----- EXCERPTED DATA -----

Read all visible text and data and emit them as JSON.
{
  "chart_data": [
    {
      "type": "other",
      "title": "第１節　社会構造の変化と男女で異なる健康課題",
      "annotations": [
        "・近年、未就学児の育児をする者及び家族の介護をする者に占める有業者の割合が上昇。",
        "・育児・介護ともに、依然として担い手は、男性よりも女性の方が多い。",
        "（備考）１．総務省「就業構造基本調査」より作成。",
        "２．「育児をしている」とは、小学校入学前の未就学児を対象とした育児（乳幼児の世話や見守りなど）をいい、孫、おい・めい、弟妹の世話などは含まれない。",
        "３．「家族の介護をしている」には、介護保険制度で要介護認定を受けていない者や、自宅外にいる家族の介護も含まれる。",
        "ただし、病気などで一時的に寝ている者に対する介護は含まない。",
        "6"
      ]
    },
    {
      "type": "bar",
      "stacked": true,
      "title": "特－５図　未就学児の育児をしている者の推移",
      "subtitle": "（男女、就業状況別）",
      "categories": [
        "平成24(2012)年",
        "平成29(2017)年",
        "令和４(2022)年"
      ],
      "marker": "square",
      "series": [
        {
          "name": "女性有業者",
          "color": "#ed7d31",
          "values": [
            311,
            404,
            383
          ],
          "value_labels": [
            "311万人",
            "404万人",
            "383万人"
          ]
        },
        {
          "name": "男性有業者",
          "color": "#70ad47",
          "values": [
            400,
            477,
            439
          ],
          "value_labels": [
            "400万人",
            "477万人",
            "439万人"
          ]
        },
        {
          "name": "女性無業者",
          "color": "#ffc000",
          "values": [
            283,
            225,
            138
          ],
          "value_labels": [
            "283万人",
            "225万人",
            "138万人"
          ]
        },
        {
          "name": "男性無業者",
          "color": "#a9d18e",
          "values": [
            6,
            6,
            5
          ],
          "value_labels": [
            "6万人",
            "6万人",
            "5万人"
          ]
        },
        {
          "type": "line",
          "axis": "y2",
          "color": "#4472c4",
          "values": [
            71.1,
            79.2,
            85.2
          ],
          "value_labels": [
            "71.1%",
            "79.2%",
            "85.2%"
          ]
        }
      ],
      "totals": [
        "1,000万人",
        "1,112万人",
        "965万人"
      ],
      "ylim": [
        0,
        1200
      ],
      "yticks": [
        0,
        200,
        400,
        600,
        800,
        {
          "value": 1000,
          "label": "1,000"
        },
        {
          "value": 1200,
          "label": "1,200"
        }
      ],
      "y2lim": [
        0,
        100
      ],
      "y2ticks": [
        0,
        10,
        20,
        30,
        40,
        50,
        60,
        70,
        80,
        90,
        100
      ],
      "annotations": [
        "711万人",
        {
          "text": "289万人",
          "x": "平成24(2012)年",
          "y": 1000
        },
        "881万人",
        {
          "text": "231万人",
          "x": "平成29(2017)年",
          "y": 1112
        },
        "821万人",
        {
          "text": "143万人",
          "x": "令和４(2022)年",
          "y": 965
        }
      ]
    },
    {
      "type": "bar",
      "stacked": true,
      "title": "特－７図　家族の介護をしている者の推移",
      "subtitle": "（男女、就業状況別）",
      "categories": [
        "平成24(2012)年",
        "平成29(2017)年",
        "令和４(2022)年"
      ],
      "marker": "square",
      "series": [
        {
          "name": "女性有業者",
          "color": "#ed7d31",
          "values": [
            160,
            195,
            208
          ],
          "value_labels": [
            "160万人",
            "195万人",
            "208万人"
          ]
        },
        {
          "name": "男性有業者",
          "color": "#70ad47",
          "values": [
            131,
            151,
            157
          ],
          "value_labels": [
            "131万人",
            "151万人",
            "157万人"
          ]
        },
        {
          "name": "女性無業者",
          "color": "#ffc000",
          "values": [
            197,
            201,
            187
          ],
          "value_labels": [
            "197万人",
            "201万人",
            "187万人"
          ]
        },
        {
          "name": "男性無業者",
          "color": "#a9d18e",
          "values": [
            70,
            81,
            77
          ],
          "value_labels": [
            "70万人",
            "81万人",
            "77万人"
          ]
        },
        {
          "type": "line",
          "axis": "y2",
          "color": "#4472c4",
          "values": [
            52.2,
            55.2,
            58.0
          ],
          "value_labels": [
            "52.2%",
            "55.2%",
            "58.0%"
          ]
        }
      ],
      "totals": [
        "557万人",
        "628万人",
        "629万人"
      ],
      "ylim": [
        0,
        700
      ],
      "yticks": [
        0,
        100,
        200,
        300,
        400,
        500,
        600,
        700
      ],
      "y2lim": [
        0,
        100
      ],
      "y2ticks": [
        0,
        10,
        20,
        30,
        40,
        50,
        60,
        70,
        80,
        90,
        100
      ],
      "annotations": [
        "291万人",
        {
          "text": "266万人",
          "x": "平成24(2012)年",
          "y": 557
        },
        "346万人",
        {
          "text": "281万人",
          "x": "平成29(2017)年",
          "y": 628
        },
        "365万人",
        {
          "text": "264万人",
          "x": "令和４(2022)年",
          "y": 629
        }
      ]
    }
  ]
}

-----

EXERCISE REQUIREMENTS — Search the entries for the word "text" and copy every line that has it.

REPLY —
Read all visible text and data and emit them as JSON.
          "text": "289万人",
          "text": "231万人",
          "text": "143万人",
          "text": "266万人",
          "text": "281万人",
          "text": "264万人",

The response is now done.